= Task to carry out =
Reproduce every entry below precisely; do not include the pictures.
━━━━
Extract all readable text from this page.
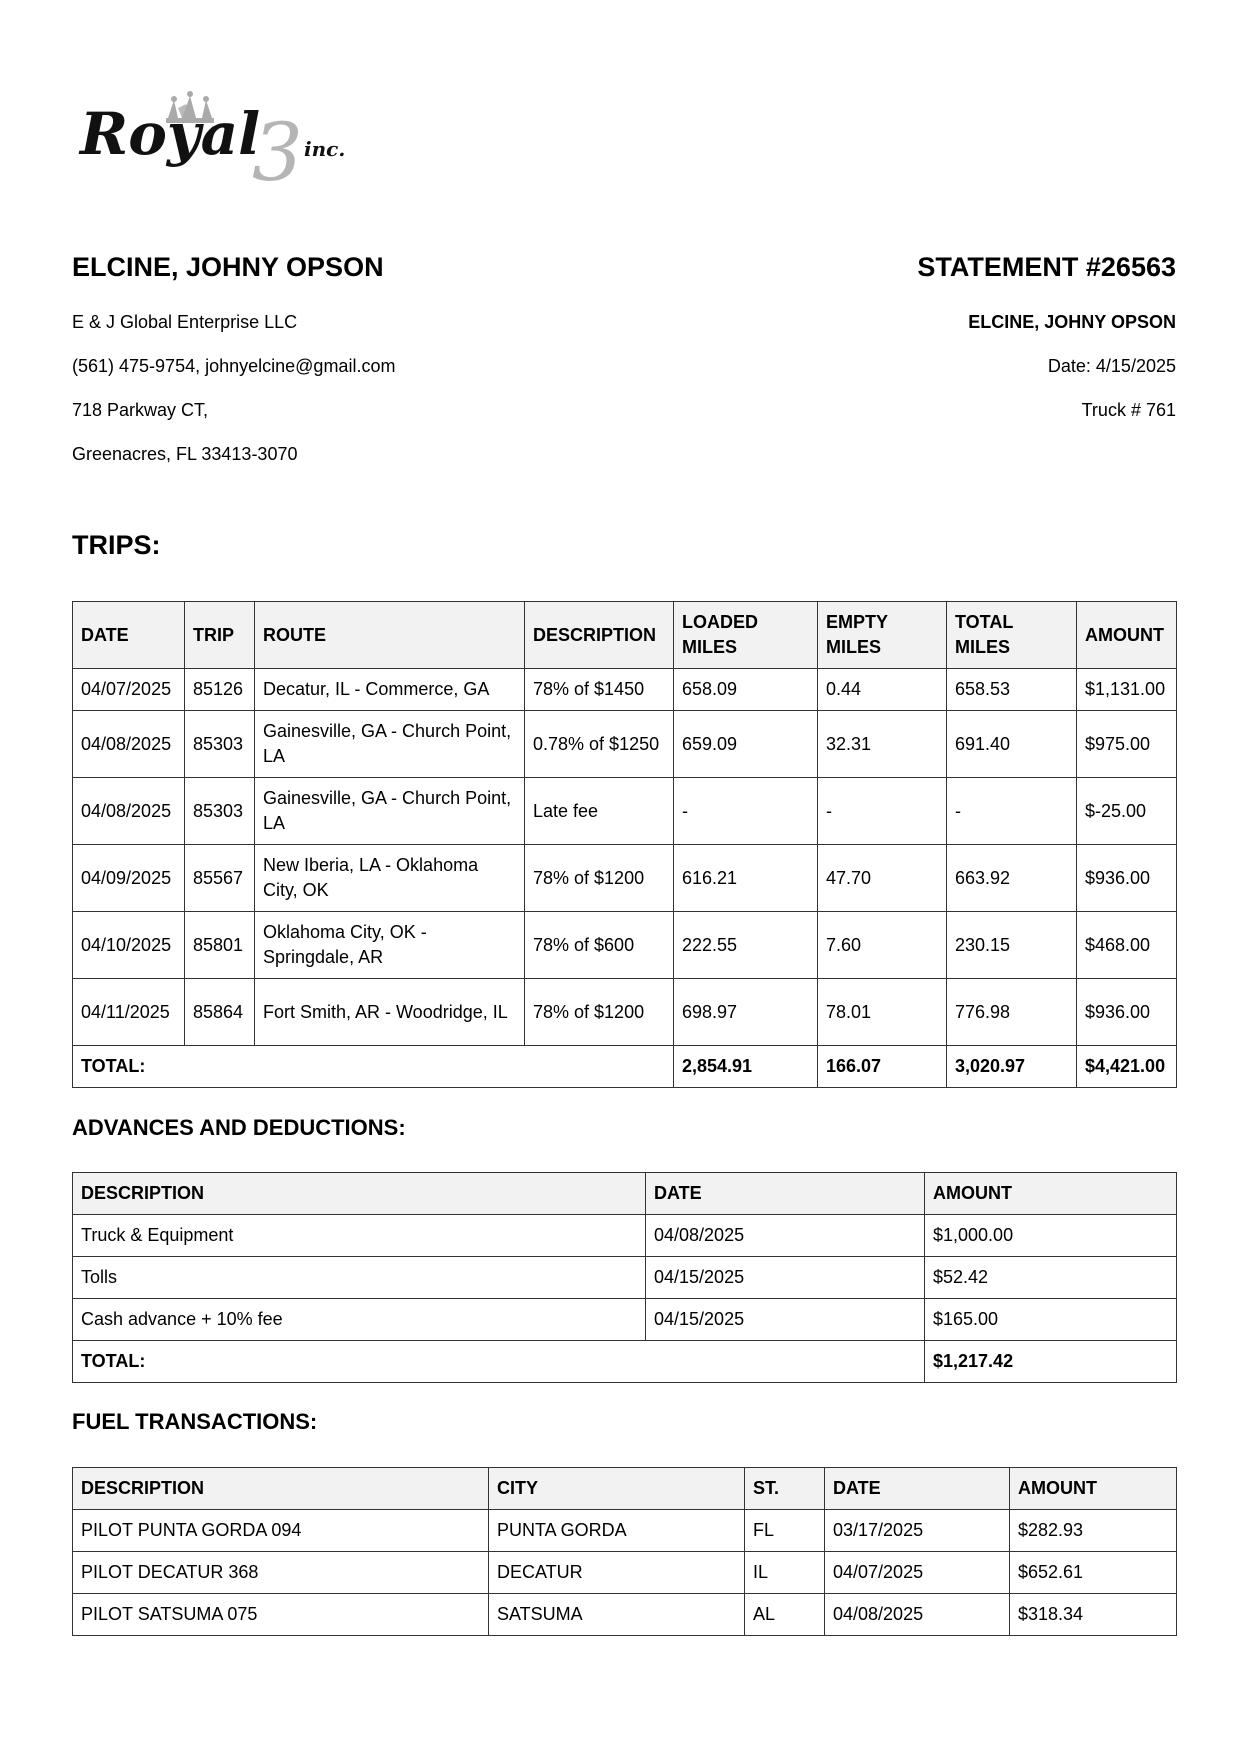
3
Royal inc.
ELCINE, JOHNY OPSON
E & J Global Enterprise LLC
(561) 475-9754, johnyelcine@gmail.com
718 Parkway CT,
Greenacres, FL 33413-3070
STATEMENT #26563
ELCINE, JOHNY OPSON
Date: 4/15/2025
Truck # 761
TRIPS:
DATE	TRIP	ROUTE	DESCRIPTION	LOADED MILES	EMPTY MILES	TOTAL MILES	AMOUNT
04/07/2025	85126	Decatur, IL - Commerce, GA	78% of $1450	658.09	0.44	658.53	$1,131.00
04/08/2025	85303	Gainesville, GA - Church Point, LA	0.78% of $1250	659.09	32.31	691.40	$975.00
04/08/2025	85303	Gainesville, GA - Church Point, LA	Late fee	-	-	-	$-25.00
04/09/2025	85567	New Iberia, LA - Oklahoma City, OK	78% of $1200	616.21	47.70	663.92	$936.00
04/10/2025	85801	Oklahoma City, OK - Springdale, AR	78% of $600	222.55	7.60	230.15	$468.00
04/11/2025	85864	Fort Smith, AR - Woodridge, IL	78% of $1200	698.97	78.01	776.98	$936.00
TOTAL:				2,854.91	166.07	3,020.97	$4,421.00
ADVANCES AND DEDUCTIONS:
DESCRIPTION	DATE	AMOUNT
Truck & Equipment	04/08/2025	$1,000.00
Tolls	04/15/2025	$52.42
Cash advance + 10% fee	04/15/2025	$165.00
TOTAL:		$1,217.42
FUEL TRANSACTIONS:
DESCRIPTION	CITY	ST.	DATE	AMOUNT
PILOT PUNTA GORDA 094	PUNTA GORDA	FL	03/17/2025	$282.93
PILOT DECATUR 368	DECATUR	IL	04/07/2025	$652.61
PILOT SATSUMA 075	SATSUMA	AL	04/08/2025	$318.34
━━━━
= Answer to this problem =
Extract all readable text from this page.
3
Royal inc.
ELCINE, JOHNY OPSON
E & J Global Enterprise LLC
(561) 475-9754, johnyelcine@gmail.com
718 Parkway CT,
Greenacres, FL 33413-3070
STATEMENT #26563
ELCINE, JOHNY OPSON
Date: 4/15/2025
Truck # 761
TRIPS:
DATE	TRIP	ROUTE	DESCRIPTION	LOADED MILES	EMPTY MILES	TOTAL MILES	AMOUNT
04/07/2025	85126	Decatur, IL - Commerce, GA	78% of $1450	658.09	0.44	658.53	$1,131.00
04/08/2025	85303	Gainesville, GA - Church Point, LA	0.78% of $1250	659.09	32.31	691.40	$975.00
04/08/2025	85303	Gainesville, GA - Church Point, LA	Late fee	-	-	-	$-25.00
04/09/2025	85567	New Iberia, LA - Oklahoma City, OK	78% of $1200	616.21	47.70	663.92	$936.00
04/10/2025	85801	Oklahoma City, OK - Springdale, AR	78% of $600	222.55	7.60	230.15	$468.00
04/11/2025	85864	Fort Smith, AR - Woodridge, IL	78% of $1200	698.97	78.01	776.98	$936.00
TOTAL:				2,854.91	166.07	3,020.97	$4,421.00
ADVANCES AND DEDUCTIONS:
DESCRIPTION	DATE	AMOUNT
Truck & Equipment	04/08/2025	$1,000.00
Tolls	04/15/2025	$52.42
Cash advance + 10% fee	04/15/2025	$165.00
TOTAL:		$1,217.42
FUEL TRANSACTIONS:
DESCRIPTION	CITY	ST.	DATE	AMOUNT
PILOT PUNTA GORDA 094	PUNTA GORDA	FL	03/17/2025	$282.93
PILOT DECATUR 368	DECATUR	IL	04/07/2025	$652.61
PILOT SATSUMA 075	SATSUMA	AL	04/08/2025	$318.34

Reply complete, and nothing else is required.